_EXERCISE_: Find each line with the string "Yonghong" and report it.

_A run of records_:
----

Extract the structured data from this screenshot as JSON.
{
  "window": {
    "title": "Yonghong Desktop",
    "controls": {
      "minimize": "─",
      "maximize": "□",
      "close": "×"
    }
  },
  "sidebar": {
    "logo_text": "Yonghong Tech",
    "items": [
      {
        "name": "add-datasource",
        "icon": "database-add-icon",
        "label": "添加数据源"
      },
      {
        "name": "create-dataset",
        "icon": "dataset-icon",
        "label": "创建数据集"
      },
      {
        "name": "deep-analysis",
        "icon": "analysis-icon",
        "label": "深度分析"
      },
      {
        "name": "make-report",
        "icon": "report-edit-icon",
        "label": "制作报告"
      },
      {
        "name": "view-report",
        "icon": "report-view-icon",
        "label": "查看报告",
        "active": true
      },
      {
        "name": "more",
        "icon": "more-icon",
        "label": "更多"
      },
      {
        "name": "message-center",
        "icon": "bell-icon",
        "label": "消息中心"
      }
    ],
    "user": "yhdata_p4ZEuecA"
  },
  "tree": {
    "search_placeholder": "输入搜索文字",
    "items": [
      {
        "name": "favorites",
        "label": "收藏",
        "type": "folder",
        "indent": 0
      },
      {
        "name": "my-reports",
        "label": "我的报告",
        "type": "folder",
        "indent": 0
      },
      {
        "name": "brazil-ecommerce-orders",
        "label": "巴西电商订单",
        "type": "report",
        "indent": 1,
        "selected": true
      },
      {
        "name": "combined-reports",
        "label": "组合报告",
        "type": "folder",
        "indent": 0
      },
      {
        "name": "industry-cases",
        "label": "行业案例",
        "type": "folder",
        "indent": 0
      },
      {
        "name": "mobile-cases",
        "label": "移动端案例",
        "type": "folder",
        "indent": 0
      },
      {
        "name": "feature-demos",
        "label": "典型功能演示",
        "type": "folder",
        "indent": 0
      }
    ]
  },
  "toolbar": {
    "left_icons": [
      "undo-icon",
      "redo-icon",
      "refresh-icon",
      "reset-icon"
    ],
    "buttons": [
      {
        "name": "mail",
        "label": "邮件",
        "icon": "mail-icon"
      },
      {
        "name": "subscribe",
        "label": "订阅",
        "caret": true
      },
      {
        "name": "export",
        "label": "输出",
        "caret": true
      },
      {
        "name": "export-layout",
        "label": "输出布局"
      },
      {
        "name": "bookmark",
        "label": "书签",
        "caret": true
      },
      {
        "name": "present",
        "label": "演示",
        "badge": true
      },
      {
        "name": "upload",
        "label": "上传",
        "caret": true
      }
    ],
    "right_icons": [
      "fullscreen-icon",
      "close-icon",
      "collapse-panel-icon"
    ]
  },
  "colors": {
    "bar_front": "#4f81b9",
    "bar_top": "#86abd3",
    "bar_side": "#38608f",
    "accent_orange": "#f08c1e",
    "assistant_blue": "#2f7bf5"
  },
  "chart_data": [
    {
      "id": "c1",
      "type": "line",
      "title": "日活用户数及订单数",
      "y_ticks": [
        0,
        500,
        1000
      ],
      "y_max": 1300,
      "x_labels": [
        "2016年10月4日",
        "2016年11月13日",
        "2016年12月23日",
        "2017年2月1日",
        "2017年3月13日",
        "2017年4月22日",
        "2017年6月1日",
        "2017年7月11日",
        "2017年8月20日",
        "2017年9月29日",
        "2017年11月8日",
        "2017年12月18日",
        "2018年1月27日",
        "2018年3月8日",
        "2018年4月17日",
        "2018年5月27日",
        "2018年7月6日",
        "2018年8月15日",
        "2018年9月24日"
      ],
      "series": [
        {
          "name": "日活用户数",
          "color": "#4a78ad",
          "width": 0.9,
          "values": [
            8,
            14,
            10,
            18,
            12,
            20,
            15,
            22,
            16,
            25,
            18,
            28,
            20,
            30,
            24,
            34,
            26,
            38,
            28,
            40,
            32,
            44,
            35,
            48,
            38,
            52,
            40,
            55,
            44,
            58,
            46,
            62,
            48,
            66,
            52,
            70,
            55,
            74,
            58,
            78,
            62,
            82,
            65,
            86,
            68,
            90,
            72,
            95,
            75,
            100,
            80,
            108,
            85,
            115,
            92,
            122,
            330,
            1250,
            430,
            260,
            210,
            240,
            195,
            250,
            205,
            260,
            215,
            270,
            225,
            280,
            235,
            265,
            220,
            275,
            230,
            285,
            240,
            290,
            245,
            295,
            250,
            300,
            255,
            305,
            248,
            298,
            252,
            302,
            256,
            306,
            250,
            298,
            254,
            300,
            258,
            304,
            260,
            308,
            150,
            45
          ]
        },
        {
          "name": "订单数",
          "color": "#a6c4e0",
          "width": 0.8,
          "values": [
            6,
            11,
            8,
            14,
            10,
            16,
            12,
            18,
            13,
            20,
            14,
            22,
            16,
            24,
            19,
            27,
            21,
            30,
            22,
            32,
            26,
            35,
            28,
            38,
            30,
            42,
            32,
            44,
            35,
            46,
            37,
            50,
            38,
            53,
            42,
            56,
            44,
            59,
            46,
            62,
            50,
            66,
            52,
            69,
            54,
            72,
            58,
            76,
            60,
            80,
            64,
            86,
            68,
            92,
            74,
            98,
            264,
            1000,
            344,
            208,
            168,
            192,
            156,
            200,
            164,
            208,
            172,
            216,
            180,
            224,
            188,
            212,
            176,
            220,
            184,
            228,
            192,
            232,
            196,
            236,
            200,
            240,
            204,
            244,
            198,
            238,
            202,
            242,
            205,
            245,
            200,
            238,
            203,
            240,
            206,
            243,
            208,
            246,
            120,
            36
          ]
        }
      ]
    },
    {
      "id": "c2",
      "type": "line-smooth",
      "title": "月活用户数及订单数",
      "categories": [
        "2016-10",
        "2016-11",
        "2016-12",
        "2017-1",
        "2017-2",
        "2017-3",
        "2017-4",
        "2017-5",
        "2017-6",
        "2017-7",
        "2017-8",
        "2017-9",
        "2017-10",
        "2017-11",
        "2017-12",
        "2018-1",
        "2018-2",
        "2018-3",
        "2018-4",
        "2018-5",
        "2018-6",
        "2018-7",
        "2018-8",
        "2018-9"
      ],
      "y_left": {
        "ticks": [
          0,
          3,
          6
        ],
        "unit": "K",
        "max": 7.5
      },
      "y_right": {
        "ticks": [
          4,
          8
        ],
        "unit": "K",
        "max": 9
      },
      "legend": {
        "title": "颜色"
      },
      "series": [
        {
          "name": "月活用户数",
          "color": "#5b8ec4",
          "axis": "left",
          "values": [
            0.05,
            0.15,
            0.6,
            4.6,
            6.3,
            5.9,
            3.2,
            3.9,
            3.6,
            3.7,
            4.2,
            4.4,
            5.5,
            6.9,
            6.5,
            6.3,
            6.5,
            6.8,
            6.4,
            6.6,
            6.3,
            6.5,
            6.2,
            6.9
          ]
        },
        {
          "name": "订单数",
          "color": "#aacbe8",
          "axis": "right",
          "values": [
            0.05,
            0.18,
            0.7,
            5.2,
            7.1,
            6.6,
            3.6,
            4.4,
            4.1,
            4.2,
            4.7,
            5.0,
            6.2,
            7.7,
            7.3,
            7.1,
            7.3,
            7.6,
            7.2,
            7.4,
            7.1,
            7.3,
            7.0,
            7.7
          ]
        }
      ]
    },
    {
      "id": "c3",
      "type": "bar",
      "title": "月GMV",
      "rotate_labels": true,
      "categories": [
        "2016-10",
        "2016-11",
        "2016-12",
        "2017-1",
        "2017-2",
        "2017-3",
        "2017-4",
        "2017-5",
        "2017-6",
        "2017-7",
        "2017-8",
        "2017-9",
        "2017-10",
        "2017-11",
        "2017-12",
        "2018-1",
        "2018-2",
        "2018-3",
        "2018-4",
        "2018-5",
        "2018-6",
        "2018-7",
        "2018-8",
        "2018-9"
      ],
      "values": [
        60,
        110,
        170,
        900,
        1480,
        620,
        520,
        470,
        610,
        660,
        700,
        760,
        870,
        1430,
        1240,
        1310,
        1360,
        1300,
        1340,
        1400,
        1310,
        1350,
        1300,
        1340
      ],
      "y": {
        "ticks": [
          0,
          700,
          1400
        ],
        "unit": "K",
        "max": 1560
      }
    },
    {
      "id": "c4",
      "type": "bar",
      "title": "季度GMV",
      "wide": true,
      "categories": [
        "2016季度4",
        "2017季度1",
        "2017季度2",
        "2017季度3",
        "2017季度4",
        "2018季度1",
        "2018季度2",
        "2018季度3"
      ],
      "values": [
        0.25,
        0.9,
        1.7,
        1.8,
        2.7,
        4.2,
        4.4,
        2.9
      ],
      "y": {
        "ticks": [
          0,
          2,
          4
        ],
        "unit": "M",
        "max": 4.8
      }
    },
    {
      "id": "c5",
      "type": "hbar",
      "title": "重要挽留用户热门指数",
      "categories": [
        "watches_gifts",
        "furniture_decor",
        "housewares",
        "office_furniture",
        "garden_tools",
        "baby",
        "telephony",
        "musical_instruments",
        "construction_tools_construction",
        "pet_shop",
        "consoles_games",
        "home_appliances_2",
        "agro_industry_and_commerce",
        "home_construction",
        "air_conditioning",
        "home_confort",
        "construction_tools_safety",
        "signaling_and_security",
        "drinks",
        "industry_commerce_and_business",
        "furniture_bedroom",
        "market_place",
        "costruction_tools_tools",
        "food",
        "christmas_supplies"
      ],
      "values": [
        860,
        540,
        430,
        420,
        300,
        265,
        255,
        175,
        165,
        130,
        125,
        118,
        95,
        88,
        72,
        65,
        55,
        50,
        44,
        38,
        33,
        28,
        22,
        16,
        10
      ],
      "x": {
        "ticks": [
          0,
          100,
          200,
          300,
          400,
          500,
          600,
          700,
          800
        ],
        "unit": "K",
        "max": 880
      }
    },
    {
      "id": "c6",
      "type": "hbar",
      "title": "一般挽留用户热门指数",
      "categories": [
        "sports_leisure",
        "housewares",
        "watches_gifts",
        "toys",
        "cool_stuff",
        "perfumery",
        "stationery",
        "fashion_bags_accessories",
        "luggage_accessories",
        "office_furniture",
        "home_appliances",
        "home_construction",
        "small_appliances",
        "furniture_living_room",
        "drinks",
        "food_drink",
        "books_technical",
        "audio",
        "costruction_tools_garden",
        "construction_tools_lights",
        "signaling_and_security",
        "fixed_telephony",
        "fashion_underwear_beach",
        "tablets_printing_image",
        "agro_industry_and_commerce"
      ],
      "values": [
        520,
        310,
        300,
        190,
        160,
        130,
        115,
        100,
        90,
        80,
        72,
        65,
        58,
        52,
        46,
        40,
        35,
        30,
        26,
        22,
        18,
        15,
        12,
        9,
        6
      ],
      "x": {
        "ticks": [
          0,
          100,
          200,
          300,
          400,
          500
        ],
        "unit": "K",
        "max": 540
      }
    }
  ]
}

----

_COMPLETED TASK_:
    "title": "Yonghong Desktop",
    "logo_text": "Yonghong Tech",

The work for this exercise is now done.